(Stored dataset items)
================

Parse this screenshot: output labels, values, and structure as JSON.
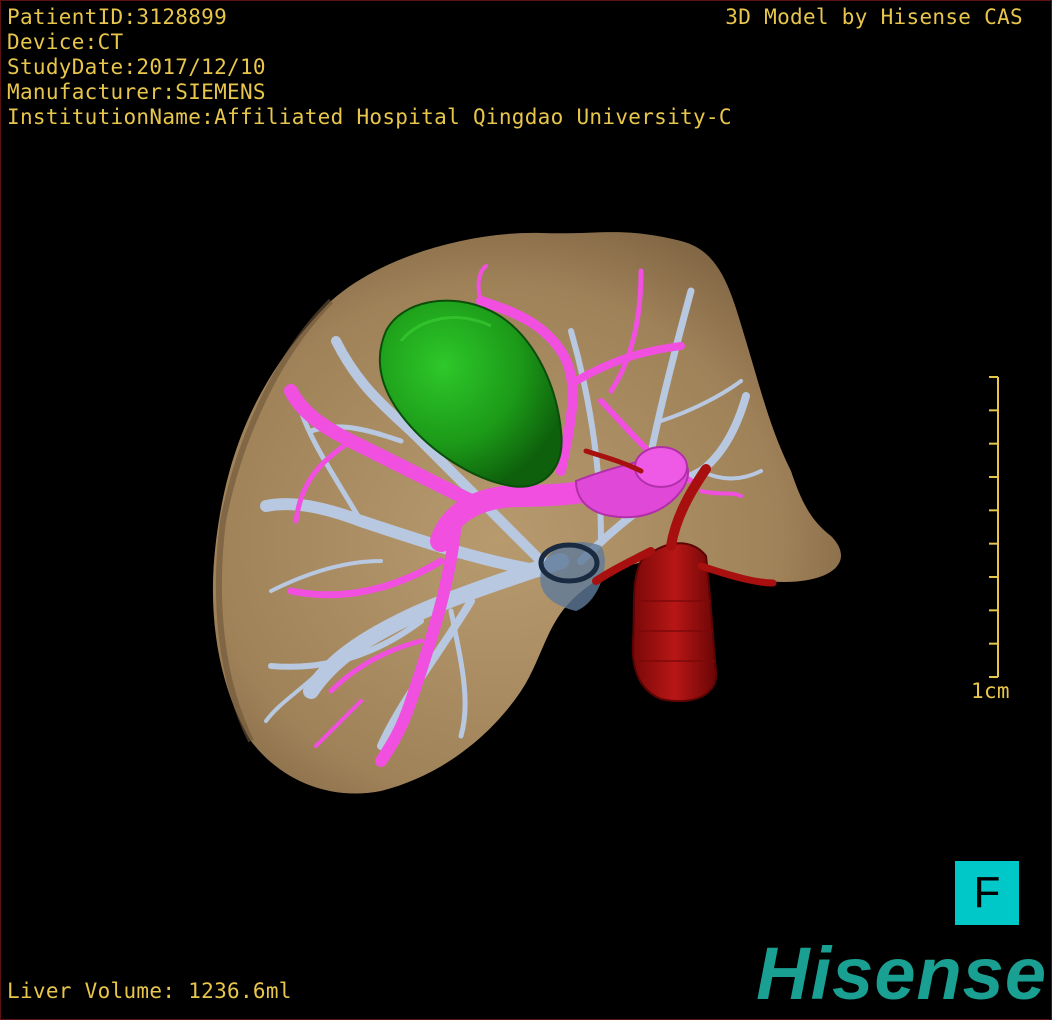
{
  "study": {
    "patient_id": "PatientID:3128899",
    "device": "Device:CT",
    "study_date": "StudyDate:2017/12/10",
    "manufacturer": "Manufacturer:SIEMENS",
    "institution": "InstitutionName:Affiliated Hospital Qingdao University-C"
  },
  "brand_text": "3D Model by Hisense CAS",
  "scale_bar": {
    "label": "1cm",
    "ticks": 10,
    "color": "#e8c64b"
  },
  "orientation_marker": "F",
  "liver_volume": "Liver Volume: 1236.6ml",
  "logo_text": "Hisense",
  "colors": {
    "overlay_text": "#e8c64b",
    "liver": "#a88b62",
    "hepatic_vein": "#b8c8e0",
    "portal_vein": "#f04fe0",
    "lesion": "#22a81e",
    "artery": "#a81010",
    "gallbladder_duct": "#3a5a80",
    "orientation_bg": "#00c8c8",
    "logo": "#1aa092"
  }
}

================

■ JOB: Repeat all of the records verbatim, leaving out the pictures.

■ TASK OUTPUT:
Parse this screenshot: output labels, values, and structure as JSON.
{
  "study": {
    "patient_id": "PatientID:3128899",
    "device": "Device:CT",
    "study_date": "StudyDate:2017/12/10",
    "manufacturer": "Manufacturer:SIEMENS",
    "institution": "InstitutionName:Affiliated Hospital Qingdao University-C"
  },
  "brand_text": "3D Model by Hisense CAS",
  "scale_bar": {
    "label": "1cm",
    "ticks": 10,
    "color": "#e8c64b"
  },
  "orientation_marker": "F",
  "liver_volume": "Liver Volume: 1236.6ml",
  "logo_text": "Hisense",
  "colors": {
    "overlay_text": "#e8c64b",
    "liver": "#a88b62",
    "hepatic_vein": "#b8c8e0",
    "portal_vein": "#f04fe0",
    "lesion": "#22a81e",
    "artery": "#a81010",
    "gallbladder_duct": "#3a5a80",
    "orientation_bg": "#00c8c8",
    "logo": "#1aa092"
  }
}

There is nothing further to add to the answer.